→ **What to do**: Exactly reproduce the line containing "Enumerate this screenshot's" and all later lines to the end of the entries, leaving the pictures out of your copy.

□ □ □ □ □

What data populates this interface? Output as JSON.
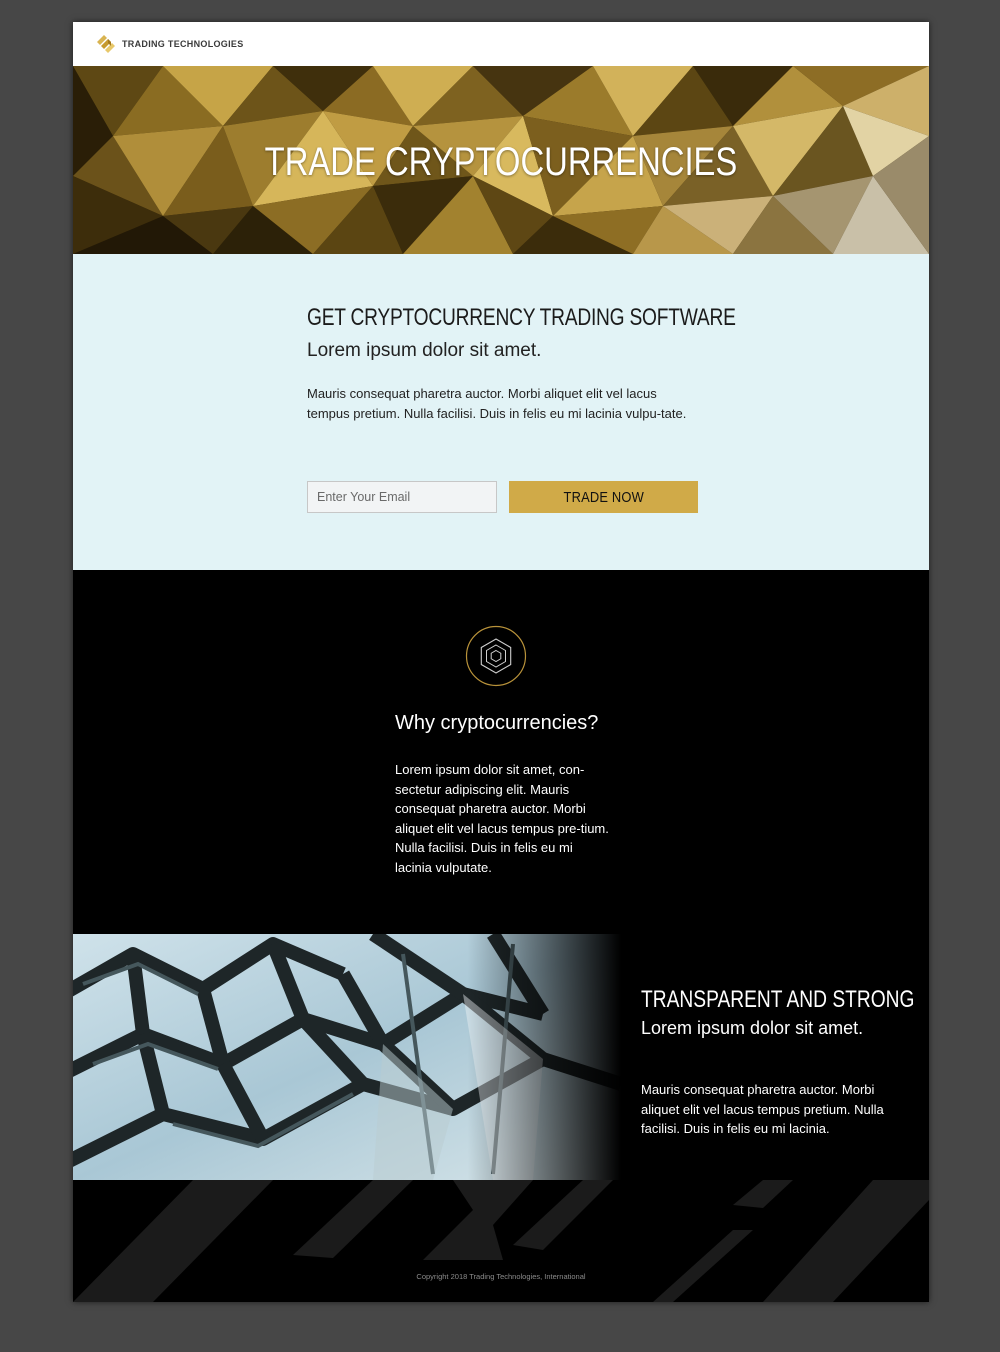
{
  "header": {
    "logo_text": "TRADING TECHNOLOGIES",
    "logo_icon": "tt-gold-stripes-icon"
  },
  "hero": {
    "title": "TRADE CRYPTOCURRENCIES"
  },
  "signup": {
    "heading": "GET CRYPTOCURRENCY TRADING SOFTWARE",
    "subheading": "Lorem ipsum dolor sit amet.",
    "body": "Mauris consequat pharetra auctor. Morbi aliquet elit vel lacus tempus pretium. Nulla facilisi. Duis in felis eu mi lacinia vulpu-tate.",
    "email_placeholder": "Enter Your Email",
    "email_value": "",
    "button_label": "TRADE NOW"
  },
  "why": {
    "icon": "hexagon-icon",
    "heading": "Why cryptocurrencies?",
    "body": "Lorem ipsum dolor sit amet, con-sectetur adipiscing elit. Mauris consequat pharetra auctor. Morbi aliquet elit vel lacus tempus pre-tium. Nulla facilisi. Duis in felis eu mi lacinia vulputate."
  },
  "feature": {
    "heading": "TRANSPARENT AND STRONG",
    "subheading": "Lorem ipsum dolor sit amet.",
    "body": "Mauris consequat pharetra auctor. Morbi aliquet elit vel lacus tempus pretium. Nulla facilisi. Duis in felis eu mi lacinia."
  },
  "footer": {
    "copyright": "Copyright 2018 Trading Technologies, International"
  },
  "colors": {
    "page_bg": "#474747",
    "accent_gold": "#d0aa48",
    "signup_bg": "#e2f3f6",
    "dark_bg": "#000000"
  }
}
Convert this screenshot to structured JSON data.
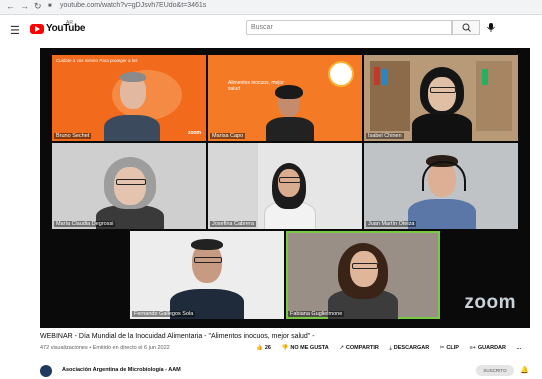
{
  "browser": {
    "url": "youtube.com/watch?v=gDJsvh7EUdo&t=3461s"
  },
  "header": {
    "logo_text": "YouTube",
    "region": "AR",
    "search_placeholder": "Buscar",
    "icons": [
      "menu-icon",
      "search-icon",
      "mic-icon"
    ]
  },
  "video": {
    "watermark": "zoom",
    "slide_top_left_text": "Cuidate a vos mismo Para proteger a los",
    "slide_top_mid_text": "Alimentos inocuos, mejor salud",
    "participants": [
      {
        "name": "Bruno Sechet",
        "extra": "zoom"
      },
      {
        "name": "Marisa Capo"
      },
      {
        "name": "Isabel Chinen"
      },
      {
        "name": "María Claudia Degrossi"
      },
      {
        "name": "Josefina Cabrera"
      },
      {
        "name": "Juan Martín Oteiza"
      },
      {
        "name": "Fernando Gallegos Sola"
      },
      {
        "name": "Fabiana Guglielmone"
      }
    ]
  },
  "info": {
    "title": "WEBINAR - Día Mundial de la Inocuidad Alimentaria - \"Alimentos inocuos, mejor salud\" -",
    "meta": "472 visualizaciones • Emitido en directo el 6 jun 2022",
    "actions": [
      {
        "icon": "like-icon",
        "label": "26"
      },
      {
        "icon": "dislike-icon",
        "label": "NO ME GUSTA"
      },
      {
        "icon": "share-icon",
        "label": "COMPARTIR"
      },
      {
        "icon": "download-icon",
        "label": "DESCARGAR"
      },
      {
        "icon": "clip-icon",
        "label": "CLIP"
      },
      {
        "icon": "save-icon",
        "label": "GUARDAR"
      },
      {
        "icon": "more-icon",
        "label": "..."
      }
    ]
  },
  "channel": {
    "name": "Asociación Argentina de Microbiología - AAM",
    "subscribe": "SUSCRITO"
  },
  "colors": {
    "youtube_red": "#ff0000",
    "slide_orange": "#f26a1b",
    "active_speaker": "#7ac943"
  }
}
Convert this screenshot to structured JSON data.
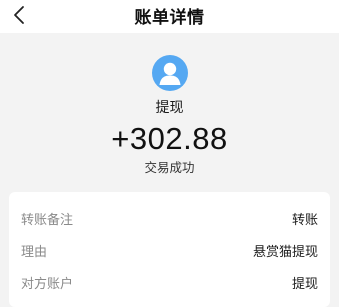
{
  "nav": {
    "title": "账单详情",
    "back_icon": "chevron-left-icon"
  },
  "header": {
    "avatar_icon": "user-icon",
    "avatar_color": "#55a8f2",
    "type": "提现",
    "amount": "+302.88",
    "status": "交易成功"
  },
  "details": [
    {
      "label": "转账备注",
      "value": "转账"
    },
    {
      "label": "理由",
      "value": "悬赏猫提现"
    },
    {
      "label": "对方账户",
      "value": "提现"
    }
  ]
}
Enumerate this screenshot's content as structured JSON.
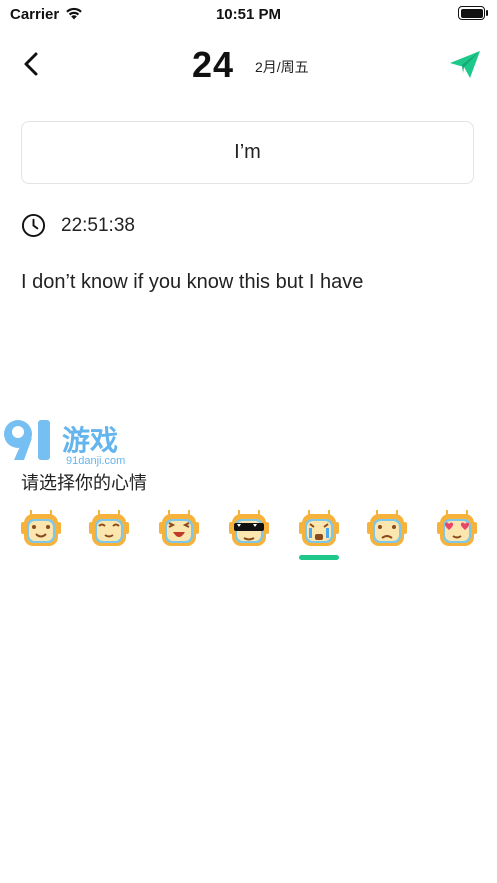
{
  "status_bar": {
    "carrier": "Carrier",
    "time": "10:51 PM"
  },
  "header": {
    "day": "24",
    "date_sub": "2月/周五"
  },
  "entry": {
    "title_value": "I’m",
    "time": "22:51:38",
    "body": "I don’t know if you know this but I have"
  },
  "watermark": {
    "main": "游戏",
    "sub": "91danji.com"
  },
  "mood": {
    "label": "请选择你的心情",
    "selected_index": 4,
    "items": [
      "smile-robot-icon",
      "content-robot-icon",
      "laugh-robot-icon",
      "cool-robot-icon",
      "cry-robot-icon",
      "sad-robot-icon",
      "love-robot-icon"
    ]
  },
  "colors": {
    "accent": "#1dc88a",
    "robot": "#f6b23a",
    "robot_face": "#7fc7e8"
  }
}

□ □ □ □ □

→ **Written answer**:
Enumerate this screenshot's content as structured JSON.
{
  "status_bar": {
    "carrier": "Carrier",
    "time": "10:51 PM"
  },
  "header": {
    "day": "24",
    "date_sub": "2月/周五"
  },
  "entry": {
    "title_value": "I’m",
    "time": "22:51:38",
    "body": "I don’t know if you know this but I have"
  },
  "watermark": {
    "main": "游戏",
    "sub": "91danji.com"
  },
  "mood": {
    "label": "请选择你的心情",
    "selected_index": 4,
    "items": [
      "smile-robot-icon",
      "content-robot-icon",
      "laugh-robot-icon",
      "cool-robot-icon",
      "cry-robot-icon",
      "sad-robot-icon",
      "love-robot-icon"
    ]
  },
  "colors": {
    "accent": "#1dc88a",
    "robot": "#f6b23a",
    "robot_face": "#7fc7e8"
  }
}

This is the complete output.